→ **Given request**
Output the entries word for word. Omit images.

-.-.-

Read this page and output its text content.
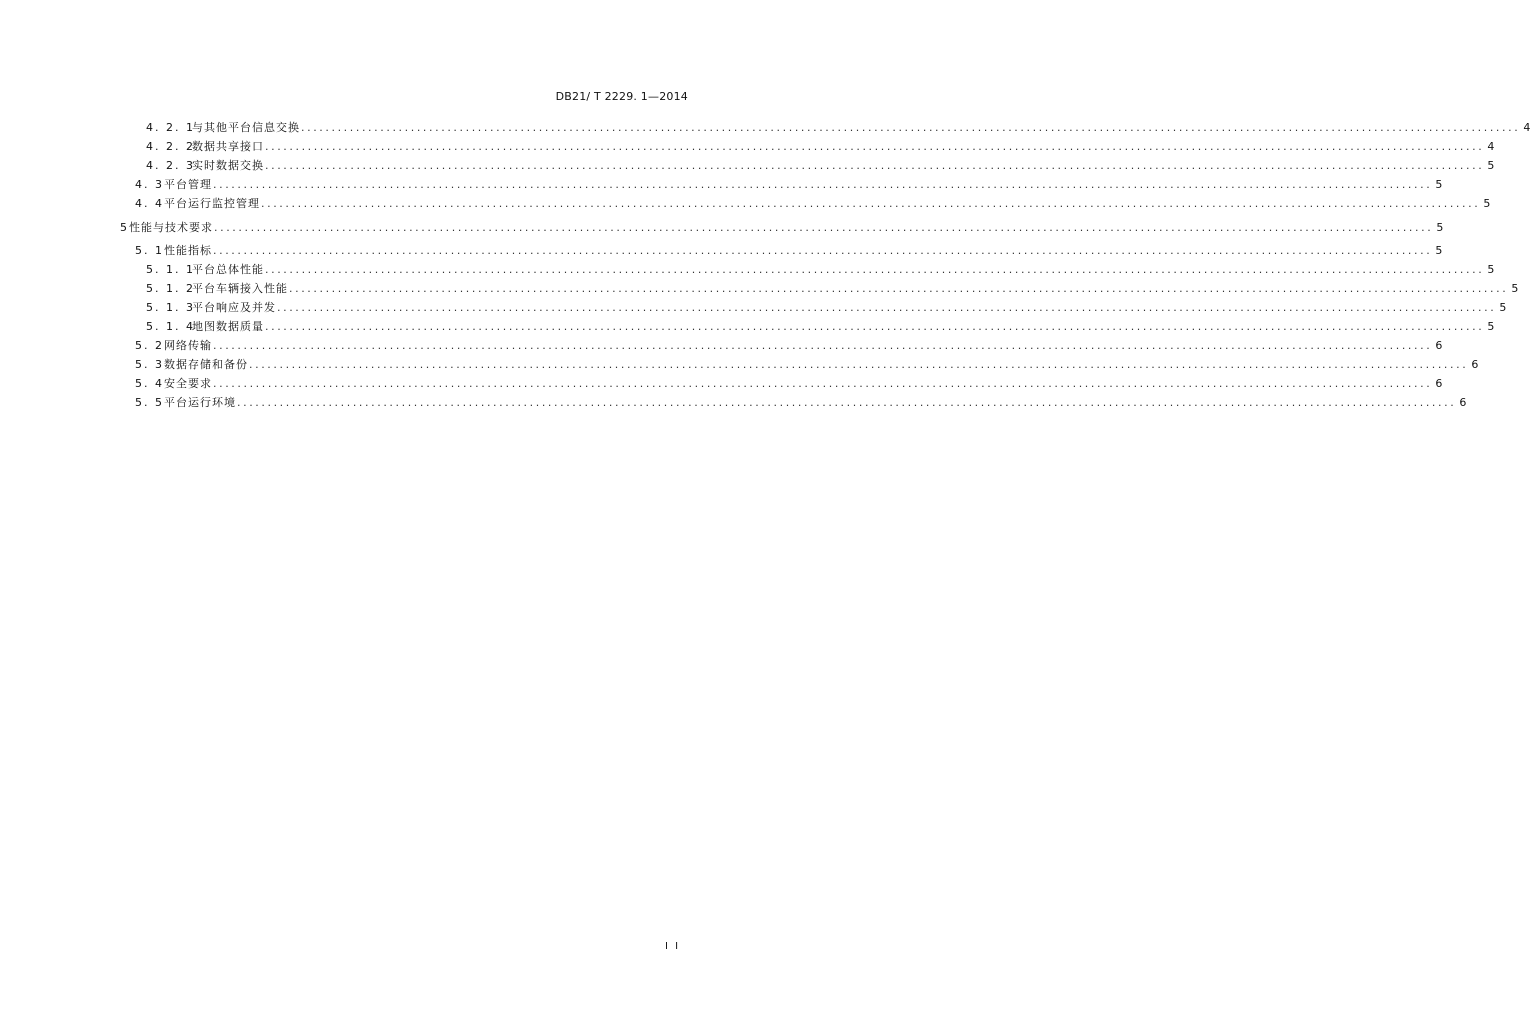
DB21/ T 2229. 1—2014
4. 2. 1
与其他平台信息交换 ........................................................................................................................................................................................................ 4
4. 2. 2
数据共享接口 ........................................................................................................................................................................................................ 4
4. 2. 3
实时数据交换 ........................................................................................................................................................................................................ 5
4. 3 平台管理 ........................................................................................................................................................................................................ 5
4. 4 平台运行监控管理 ........................................................................................................................................................................................................ 5
5 性能与技术要求 ........................................................................................................................................................................................................ 5
5. 1 性能指标 ........................................................................................................................................................................................................ 5
5. 1. 1
平台总体性能 ........................................................................................................................................................................................................ 5
5. 1. 2
平台车辆接入性能 ........................................................................................................................................................................................................ 5
5. 1. 3
平台响应及并发 ........................................................................................................................................................................................................ 5
5. 1. 4
地图数据质量 ........................................................................................................................................................................................................ 5
5. 2 网络传输 ........................................................................................................................................................................................................ 6
5. 3 数据存储和备份 ........................................................................................................................................................................................................ 6
5. 4 安全要求 ........................................................................................................................................................................................................ 6
5. 5 平台运行环境 ........................................................................................................................................................................................................ 6
I I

-.-.-

→ **Correct result**
Read this page and output its text content.
DB21/ T 2229. 1—2014
4. 2. 1
与其他平台信息交换 ........................................................................................................................................................................................................ 4
4. 2. 2
数据共享接口 ........................................................................................................................................................................................................ 4
4. 2. 3
实时数据交换 ........................................................................................................................................................................................................ 5
4. 3 平台管理 ........................................................................................................................................................................................................ 5
4. 4 平台运行监控管理 ........................................................................................................................................................................................................ 5
5 性能与技术要求 ........................................................................................................................................................................................................ 5
5. 1 性能指标 ........................................................................................................................................................................................................ 5
5. 1. 1
平台总体性能 ........................................................................................................................................................................................................ 5
5. 1. 2
平台车辆接入性能 ........................................................................................................................................................................................................ 5
5. 1. 3
平台响应及并发 ........................................................................................................................................................................................................ 5
5. 1. 4
地图数据质量 ........................................................................................................................................................................................................ 5
5. 2 网络传输 ........................................................................................................................................................................................................ 6
5. 3 数据存储和备份 ........................................................................................................................................................................................................ 6
5. 4 安全要求 ........................................................................................................................................................................................................ 6
5. 5 平台运行环境 ........................................................................................................................................................................................................ 6
I I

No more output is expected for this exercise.